▶ [YOUR TASK]:
Output every record word for word.

▶ [DATASET EXCERPTS]:
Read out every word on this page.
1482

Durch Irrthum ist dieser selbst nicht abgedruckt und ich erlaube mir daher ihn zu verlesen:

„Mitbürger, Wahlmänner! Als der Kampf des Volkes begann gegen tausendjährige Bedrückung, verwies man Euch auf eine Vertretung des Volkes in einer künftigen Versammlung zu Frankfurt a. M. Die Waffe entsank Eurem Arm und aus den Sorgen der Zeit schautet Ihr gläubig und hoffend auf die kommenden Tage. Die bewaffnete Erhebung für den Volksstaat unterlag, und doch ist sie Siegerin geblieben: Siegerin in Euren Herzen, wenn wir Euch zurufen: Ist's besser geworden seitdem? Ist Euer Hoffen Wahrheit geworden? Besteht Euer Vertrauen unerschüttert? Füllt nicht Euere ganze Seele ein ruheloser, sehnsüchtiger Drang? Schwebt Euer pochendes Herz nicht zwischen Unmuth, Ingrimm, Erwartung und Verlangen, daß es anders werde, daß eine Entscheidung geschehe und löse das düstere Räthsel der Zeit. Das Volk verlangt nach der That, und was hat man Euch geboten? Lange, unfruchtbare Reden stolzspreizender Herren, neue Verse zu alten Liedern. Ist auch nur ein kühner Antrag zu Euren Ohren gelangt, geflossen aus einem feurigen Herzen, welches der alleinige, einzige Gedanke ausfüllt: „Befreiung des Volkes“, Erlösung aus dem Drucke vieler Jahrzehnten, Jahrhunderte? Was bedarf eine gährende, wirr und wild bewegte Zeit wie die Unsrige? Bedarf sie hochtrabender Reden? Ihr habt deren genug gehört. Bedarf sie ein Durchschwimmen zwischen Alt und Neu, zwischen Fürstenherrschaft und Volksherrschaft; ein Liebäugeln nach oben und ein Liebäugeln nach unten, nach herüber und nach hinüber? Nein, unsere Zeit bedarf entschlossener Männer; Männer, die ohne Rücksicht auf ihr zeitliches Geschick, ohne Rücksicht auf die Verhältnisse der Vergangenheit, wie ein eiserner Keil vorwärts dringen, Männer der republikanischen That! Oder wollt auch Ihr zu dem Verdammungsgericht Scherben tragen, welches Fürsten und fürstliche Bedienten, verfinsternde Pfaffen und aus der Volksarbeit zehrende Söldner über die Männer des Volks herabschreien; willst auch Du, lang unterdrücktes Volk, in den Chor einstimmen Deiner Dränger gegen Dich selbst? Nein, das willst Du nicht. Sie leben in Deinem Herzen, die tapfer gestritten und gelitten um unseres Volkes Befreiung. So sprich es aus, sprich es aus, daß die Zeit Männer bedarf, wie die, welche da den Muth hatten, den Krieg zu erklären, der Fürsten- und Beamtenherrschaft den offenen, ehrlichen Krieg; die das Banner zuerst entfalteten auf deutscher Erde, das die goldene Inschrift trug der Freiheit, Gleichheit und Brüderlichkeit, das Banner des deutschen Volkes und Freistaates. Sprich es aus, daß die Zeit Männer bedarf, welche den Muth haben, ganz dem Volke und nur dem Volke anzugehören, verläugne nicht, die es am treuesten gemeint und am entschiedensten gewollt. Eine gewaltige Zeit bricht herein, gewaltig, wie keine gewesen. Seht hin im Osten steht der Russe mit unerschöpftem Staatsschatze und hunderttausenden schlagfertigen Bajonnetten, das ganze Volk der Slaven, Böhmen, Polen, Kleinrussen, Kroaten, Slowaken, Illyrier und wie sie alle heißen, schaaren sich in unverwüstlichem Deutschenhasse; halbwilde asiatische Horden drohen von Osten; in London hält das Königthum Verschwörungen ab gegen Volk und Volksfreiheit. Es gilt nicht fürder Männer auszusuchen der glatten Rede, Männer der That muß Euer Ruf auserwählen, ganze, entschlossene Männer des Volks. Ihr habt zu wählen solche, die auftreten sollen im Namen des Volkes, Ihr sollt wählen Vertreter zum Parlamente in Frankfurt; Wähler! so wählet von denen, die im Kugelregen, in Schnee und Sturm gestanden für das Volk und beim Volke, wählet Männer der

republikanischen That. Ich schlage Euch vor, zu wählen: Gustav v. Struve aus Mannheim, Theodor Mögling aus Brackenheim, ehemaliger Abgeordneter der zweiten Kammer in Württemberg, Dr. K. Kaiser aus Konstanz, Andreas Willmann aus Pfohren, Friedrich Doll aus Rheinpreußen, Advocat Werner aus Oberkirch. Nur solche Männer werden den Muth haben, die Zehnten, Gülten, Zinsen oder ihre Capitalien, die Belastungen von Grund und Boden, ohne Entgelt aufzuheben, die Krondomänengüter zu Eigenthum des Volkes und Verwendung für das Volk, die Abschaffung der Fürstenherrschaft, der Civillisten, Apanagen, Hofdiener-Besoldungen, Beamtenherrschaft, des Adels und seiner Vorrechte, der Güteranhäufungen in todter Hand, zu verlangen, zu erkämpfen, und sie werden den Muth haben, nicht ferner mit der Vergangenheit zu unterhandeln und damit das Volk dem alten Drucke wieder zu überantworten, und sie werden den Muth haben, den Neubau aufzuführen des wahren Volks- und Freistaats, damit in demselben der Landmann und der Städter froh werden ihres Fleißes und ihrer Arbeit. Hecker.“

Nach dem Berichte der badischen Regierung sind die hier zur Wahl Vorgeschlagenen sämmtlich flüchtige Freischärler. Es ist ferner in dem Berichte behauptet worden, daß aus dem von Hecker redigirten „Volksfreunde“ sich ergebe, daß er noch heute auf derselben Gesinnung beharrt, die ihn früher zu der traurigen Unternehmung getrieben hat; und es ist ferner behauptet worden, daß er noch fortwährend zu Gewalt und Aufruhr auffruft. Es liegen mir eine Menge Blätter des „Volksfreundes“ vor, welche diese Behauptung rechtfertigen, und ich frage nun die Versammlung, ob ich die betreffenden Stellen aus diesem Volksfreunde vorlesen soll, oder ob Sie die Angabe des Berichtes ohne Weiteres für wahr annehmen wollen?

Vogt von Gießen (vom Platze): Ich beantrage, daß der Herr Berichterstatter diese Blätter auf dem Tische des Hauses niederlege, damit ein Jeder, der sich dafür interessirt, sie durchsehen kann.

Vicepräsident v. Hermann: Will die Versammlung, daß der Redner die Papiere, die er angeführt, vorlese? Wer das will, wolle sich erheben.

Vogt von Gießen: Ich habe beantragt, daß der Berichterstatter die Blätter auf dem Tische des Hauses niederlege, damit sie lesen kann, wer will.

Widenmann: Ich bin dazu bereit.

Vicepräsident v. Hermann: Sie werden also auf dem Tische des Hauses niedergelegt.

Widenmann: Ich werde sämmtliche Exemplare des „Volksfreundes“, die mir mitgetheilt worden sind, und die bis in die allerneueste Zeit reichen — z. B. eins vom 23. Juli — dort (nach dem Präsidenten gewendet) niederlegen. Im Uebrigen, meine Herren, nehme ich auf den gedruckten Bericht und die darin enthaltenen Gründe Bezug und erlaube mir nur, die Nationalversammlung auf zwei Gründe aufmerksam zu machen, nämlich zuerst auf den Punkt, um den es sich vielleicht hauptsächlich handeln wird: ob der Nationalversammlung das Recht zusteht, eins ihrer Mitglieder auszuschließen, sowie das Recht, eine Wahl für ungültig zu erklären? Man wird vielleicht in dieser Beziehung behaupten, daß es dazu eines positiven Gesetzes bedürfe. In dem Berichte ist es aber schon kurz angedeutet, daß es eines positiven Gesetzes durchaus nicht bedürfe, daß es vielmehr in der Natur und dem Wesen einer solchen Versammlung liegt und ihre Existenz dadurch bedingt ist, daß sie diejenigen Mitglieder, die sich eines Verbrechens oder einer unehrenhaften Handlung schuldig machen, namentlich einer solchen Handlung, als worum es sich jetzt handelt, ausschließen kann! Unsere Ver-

▶ [THE ANSWER]:
Read out every word on this page.
1482

Durch Irrthum ist dieser selbst nicht abgedruckt und ich erlaube mir daher ihn zu verlesen:

„Mitbürger, Wahlmänner! Als der Kampf des Volkes begann gegen tausendjährige Bedrückung, verwies man Euch auf eine Vertretung des Volkes in einer künftigen Versammlung zu Frankfurt a. M. Die Waffe entsank Eurem Arm und aus den Sorgen der Zeit schautet Ihr gläubig und hoffend auf die kommenden Tage. Die bewaffnete Erhebung für den Volksstaat unterlag, und doch ist sie Siegerin geblieben: Siegerin in Euren Herzen, wenn wir Euch zurufen: Ist's besser geworden seitdem? Ist Euer Hoffen Wahrheit geworden? Besteht Euer Vertrauen unerschüttert? Füllt nicht Euere ganze Seele ein ruheloser, sehnsüchtiger Drang? Schwebt Euer pochendes Herz nicht zwischen Unmuth, Ingrimm, Erwartung und Verlangen, daß es anders werde, daß eine Entscheidung geschehe und löse das düstere Räthsel der Zeit. Das Volk verlangt nach der That, und was hat man Euch geboten? Lange, unfruchtbare Reden stolzspreizender Herren, neue Verse zu alten Liedern. Ist auch nur ein kühner Antrag zu Euren Ohren gelangt, geflossen aus einem feurigen Herzen, welches der alleinige, einzige Gedanke ausfüllt: „Befreiung des Volkes“, Erlösung aus dem Drucke vieler Jahrzehnten, Jahrhunderte? Was bedarf eine gährende, wirr und wild bewegte Zeit wie die Unsrige? Bedarf sie hochtrabender Reden? Ihr habt deren genug gehört. Bedarf sie ein Durchschwimmen zwischen Alt und Neu, zwischen Fürstenherrschaft und Volksherrschaft; ein Liebäugeln nach oben und ein Liebäugeln nach unten, nach herüber und nach hinüber? Nein, unsere Zeit bedarf entschlossener Männer; Männer, die ohne Rücksicht auf ihr zeitliches Geschick, ohne Rücksicht auf die Verhältnisse der Vergangenheit, wie ein eiserner Keil vorwärts dringen, Männer der republikanischen That! Oder wollt auch Ihr zu dem Verdammungsgericht Scherben tragen, welches Fürsten und fürstliche Bedienten, verfinsternde Pfaffen und aus der Volksarbeit zehrende Söldner über die Männer des Volks herabschreien; willst auch Du, lang unterdrücktes Volk, in den Chor einstimmen Deiner Dränger gegen Dich selbst? Nein, das willst Du nicht. Sie leben in Deinem Herzen, die tapfer gestritten und gelitten um unseres Volkes Befreiung. So sprich es aus, sprich es aus, daß die Zeit Männer bedarf, wie die, welche da den Muth hatten, den Krieg zu erklären, der Fürsten- und Beamtenherrschaft den offenen, ehrlichen Krieg; die das Banner zuerst entfalteten auf deutscher Erde, das die goldene Inschrift trug der Freiheit, Gleichheit und Brüderlichkeit, das Banner des deutschen Volkes und Freistaates. Sprich es aus, daß die Zeit Männer bedarf, welche den Muth haben, ganz dem Volke und nur dem Volke anzugehören, verläugne nicht, die es am treuesten gemeint und am entschiedensten gewollt. Eine gewaltige Zeit bricht herein, gewaltig, wie keine gewesen. Seht hin im Osten steht der Russe mit unerschöpftem Staatsschatze und hunderttausenden schlagfertigen Bajonnetten, das ganze Volk der Slaven, Böhmen, Polen, Kleinrussen, Kroaten, Slowaken, Illyrier und wie sie alle heißen, schaaren sich in unverwüstlichem Deutschenhasse; halbwilde asiatische Horden drohen von Osten; in London hält das Königthum Verschwörungen ab gegen Volk und Volksfreiheit. Es gilt nicht fürder Männer auszusuchen der glatten Rede, Männer der That muß Euer Ruf auserwählen, ganze, entschlossene Männer des Volks. Ihr habt zu wählen solche, die auftreten sollen im Namen des Volkes, Ihr sollt wählen Vertreter zum Parlamente in Frankfurt; Wähler! so wählet von denen, die im Kugelregen, in Schnee und Sturm gestanden für das Volk und beim Volke, wählet Männer der

republikanischen That. Ich schlage Euch vor, zu wählen: Gustav v. Struve aus Mannheim, Theodor Mögling aus Brackenheim, ehemaliger Abgeordneter der zweiten Kammer in Württemberg, Dr. K. Kaiser aus Konstanz, Andreas Willmann aus Pfohren, Friedrich Doll aus Rheinpreußen, Advocat Werner aus Oberkirch. Nur solche Männer werden den Muth haben, die Zehnten, Gülten, Zinsen oder ihre Capitalien, die Belastungen von Grund und Boden, ohne Entgelt aufzuheben, die Krondomänengüter zu Eigenthum des Volkes und Verwendung für das Volk, die Abschaffung der Fürstenherrschaft, der Civillisten, Apanagen, Hofdiener-Besoldungen, Beamtenherrschaft, des Adels und seiner Vorrechte, der Güteranhäufungen in todter Hand, zu verlangen, zu erkämpfen, und sie werden den Muth haben, nicht ferner mit der Vergangenheit zu unterhandeln und damit das Volk dem alten Drucke wieder zu überantworten, und sie werden den Muth haben, den Neubau aufzuführen des wahren Volks- und Freistaats, damit in demselben der Landmann und der Städter froh werden ihres Fleißes und ihrer Arbeit. Hecker.“

Nach dem Berichte der badischen Regierung sind die hier zur Wahl Vorgeschlagenen sämmtlich flüchtige Freischärler. Es ist ferner in dem Berichte behauptet worden, daß aus dem von Hecker redigirten „Volksfreunde“ sich ergebe, daß er noch heute auf derselben Gesinnung beharrt, die ihn früher zu der traurigen Unternehmung getrieben hat; und es ist ferner behauptet worden, daß er noch fortwährend zu Gewalt und Aufruhr auffruft. Es liegen mir eine Menge Blätter des „Volksfreundes“ vor, welche diese Behauptung rechtfertigen, und ich frage nun die Versammlung, ob ich die betreffenden Stellen aus diesem Volksfreunde vorlesen soll, oder ob Sie die Angabe des Berichtes ohne Weiteres für wahr annehmen wollen?

Vogt von Gießen (vom Platze): Ich beantrage, daß der Herr Berichterstatter diese Blätter auf dem Tische des Hauses niederlege, damit ein Jeder, der sich dafür interessirt, sie durchsehen kann.

Vicepräsident v. Hermann: Will die Versammlung, daß der Redner die Papiere, die er angeführt, vorlese? Wer das will, wolle sich erheben.

Vogt von Gießen: Ich habe beantragt, daß der Berichterstatter die Blätter auf dem Tische des Hauses niederlege, damit sie lesen kann, wer will.

Widenmann: Ich bin dazu bereit.

Vicepräsident v. Hermann: Sie werden also auf dem Tische des Hauses niedergelegt.

Widenmann: Ich werde sämmtliche Exemplare des „Volksfreundes“, die mir mitgetheilt worden sind, und die bis in die allerneueste Zeit reichen — z. B. eins vom 23. Juli — dort (nach dem Präsidenten gewendet) niederlegen. Im Uebrigen, meine Herren, nehme ich auf den gedruckten Bericht und die darin enthaltenen Gründe Bezug und erlaube mir nur, die Nationalversammlung auf zwei Gründe aufmerksam zu machen, nämlich zuerst auf den Punkt, um den es sich vielleicht hauptsächlich handeln wird: ob der Nationalversammlung das Recht zusteht, eins ihrer Mitglieder auszuschließen, sowie das Recht, eine Wahl für ungültig zu erklären? Man wird vielleicht in dieser Beziehung behaupten, daß es dazu eines positiven Gesetzes bedürfe. In dem Berichte ist es aber schon kurz angedeutet, daß es eines positiven Gesetzes durchaus nicht bedürfe, daß es vielmehr in der Natur und dem Wesen einer solchen Versammlung liegt und ihre Existenz dadurch bedingt ist, daß sie diejenigen Mitglieder, die sich eines Verbrechens oder einer unehrenhaften Handlung schuldig machen, namentlich einer solchen Handlung, als worum es sich jetzt handelt, ausschließen kann! Unsere Ver-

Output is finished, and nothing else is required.